## Texte fourni

....................

Concernant le cadre législatif, le processus de révision des lois de bioéthique est en cours et doit se poursuivre dans les prochains mois, mais à ce jour la loi 94-654 du 29 juillet 1994 est toujours applicable.
Il convient d'indiquer que cette loi interdit les recherches sur l'embryon et affirme, en particulier, le principe selon lequel " la loi garantit le respect de tout être humain dès le commencement de sa vie". L'affirmation de ce principe n'est toutefois pas accompagnée de définition de l'embryon ou de la création de différents régimes juridiques selon les stades de son développement.
De plus, cette loi admet, à titre exceptionnel, le diagnostique préimplantatoire réalisé sur l'embryon in vitro ; elle permet la congélation d'embryons surnuméraires créés dans le cadre de l'Aide Médicale à la Procréation (AMP) en vue d'une réimplantation, ce qui a pour corollaire la destruction des embryons surnuméraires ne faisant plus l'objet d'un projet parental au-delà d'un délai de conservation fixé à cinq ans.
Vous le savez, les avancées scientifiques, techniques et médicales sont rapides, rendant nécessaire un réexamen de la question des études et recherches sur l'embryon, comme en témoignent les promesses concernant l'utilisation des cellules souches, en particulier. Celles-ci, en effet, ouvrent des perspectives thérapeutiques nouvelles qui ne concernent plus seulement l'amélioration des techniques existantes d'AMP, mais sont désormais susceptibles d'apporter des réponses à des maladies très graves.
Le nouveau projet de loi relatif à la bioéthique, destiné à adapter les lois de bioéthique de 1994, a été approuvé par l'Assemblée Nationale à une très large majorité (325 voix) le 22 janvier 2002.
En ce qui concerne l'importation de cellules souches humaines d'origine embryonnaire, la décision prise par le ministre précédent s'appuie sur le décret du 23 février 2000 relatif à l'importation et à l'exportation d'organes, de tissus et de cellules du corps humain. Ce décret s'applique à toutes les cellules et ne prévoit pas d'exception. Dans sa décision du 18 juin 2002, le Tribunal administratif de Paris a reconnu la compétence du ministre en charge de la recherche pour délivrer l'autorisation d'importation dans ce domaine.

....................

Données d'analyse structurée de pages:

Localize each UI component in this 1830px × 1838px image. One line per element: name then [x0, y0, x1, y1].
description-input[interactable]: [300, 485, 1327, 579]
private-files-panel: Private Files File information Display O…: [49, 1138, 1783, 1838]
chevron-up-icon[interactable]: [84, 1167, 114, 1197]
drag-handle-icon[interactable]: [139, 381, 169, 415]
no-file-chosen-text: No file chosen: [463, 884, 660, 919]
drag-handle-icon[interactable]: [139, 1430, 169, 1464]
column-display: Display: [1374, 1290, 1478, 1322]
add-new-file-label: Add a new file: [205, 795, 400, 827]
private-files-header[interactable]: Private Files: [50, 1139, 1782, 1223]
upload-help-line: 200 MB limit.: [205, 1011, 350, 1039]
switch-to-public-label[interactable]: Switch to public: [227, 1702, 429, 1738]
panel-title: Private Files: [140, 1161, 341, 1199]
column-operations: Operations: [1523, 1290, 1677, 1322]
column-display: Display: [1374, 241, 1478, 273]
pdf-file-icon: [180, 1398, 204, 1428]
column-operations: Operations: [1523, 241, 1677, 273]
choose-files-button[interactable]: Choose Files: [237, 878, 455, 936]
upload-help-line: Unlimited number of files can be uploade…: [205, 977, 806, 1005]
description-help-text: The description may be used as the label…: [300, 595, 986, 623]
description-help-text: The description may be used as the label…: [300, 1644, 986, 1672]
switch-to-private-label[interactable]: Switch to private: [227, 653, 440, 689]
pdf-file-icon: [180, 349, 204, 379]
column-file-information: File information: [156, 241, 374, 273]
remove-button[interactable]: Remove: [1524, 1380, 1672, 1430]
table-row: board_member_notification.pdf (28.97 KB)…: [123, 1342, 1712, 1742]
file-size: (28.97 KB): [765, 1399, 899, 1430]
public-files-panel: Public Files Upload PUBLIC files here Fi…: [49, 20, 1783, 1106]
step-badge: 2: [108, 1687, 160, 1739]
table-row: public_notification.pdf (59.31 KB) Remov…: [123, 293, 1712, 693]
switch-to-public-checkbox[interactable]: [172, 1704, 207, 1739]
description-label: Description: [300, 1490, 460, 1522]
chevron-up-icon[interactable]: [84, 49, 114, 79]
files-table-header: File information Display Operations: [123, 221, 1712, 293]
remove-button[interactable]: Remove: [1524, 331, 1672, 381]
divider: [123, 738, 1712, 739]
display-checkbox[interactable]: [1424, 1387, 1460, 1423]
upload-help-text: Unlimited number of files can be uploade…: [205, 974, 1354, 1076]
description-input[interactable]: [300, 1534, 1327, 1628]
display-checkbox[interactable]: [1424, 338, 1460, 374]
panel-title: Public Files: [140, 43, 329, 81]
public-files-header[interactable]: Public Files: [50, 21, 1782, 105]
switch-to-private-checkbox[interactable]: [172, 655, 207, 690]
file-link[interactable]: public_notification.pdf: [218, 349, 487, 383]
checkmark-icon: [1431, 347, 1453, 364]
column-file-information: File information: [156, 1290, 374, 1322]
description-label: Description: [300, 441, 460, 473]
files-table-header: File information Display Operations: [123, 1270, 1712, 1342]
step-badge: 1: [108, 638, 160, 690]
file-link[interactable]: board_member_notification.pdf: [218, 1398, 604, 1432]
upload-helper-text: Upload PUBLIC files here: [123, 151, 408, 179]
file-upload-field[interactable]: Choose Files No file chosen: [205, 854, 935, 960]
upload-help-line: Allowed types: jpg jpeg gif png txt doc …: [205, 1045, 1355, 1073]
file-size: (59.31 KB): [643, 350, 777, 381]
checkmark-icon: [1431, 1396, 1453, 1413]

....................

## Travail demandé
Rédigez la suite du texte sur les lois de bioéthique et la recherche sur l'embryon, en reprenant juste après sa dernière phrase.

## Résultat ci-dessous
Sur un plan scientifique, il est clair que les efforts de la recherche doivent permettre que les progrès réalisés puissent bénéficier à tous, tant est grande l'attente des patients de maladies incurables et celle de leurs familles. De leur côté, l'Académie de Médecine et l'Académie des Sciences ont clairement fait connaître la convergence de leurs opinions sur l'utilisation des cellules souches :
· L'Académie de Médecine (séance du 7 mai 2002) rappelle qu'elle a déjà défini, en 1996, 1998 et 2001, sa position sur la "médecine de l'embryon" et a souligné la nécessité de développer les recherches dans ce domaine. Elle n'a pas non plus soulevé d'opposition de principe à l'utilisation de cellules souches obtenues par transfert intra-ovocytaire d'un noyau somatique.
· L'Académie des Sciences (séance du 10 juin 2002) considère qu'il est impératif de comparer les différents types de cellules souches en vue de leurs applications thérapeutiques, tout en insistant pour que ces recherches soient menées dans des conditions strictes d'encadrement, sous le contrôle de la puissance publique. L'Académie se dit, d'ailleurs, inquiète des blocages des recherches en France dans ce domaine et soutient le texte du projet de loi voté le 22 janvier 2002.
Enfin, il faut rappeler qu'en aucun cas l'utilisation de cellules souches humaines d'origine embryonnaire ne saurait être assimilée à un travail de "recherche sur l'embryon", celui-ci ne pouvant être recréé à partir d'une lignée de cellules maintenues en culture ou même après isolement d'un blastocyste.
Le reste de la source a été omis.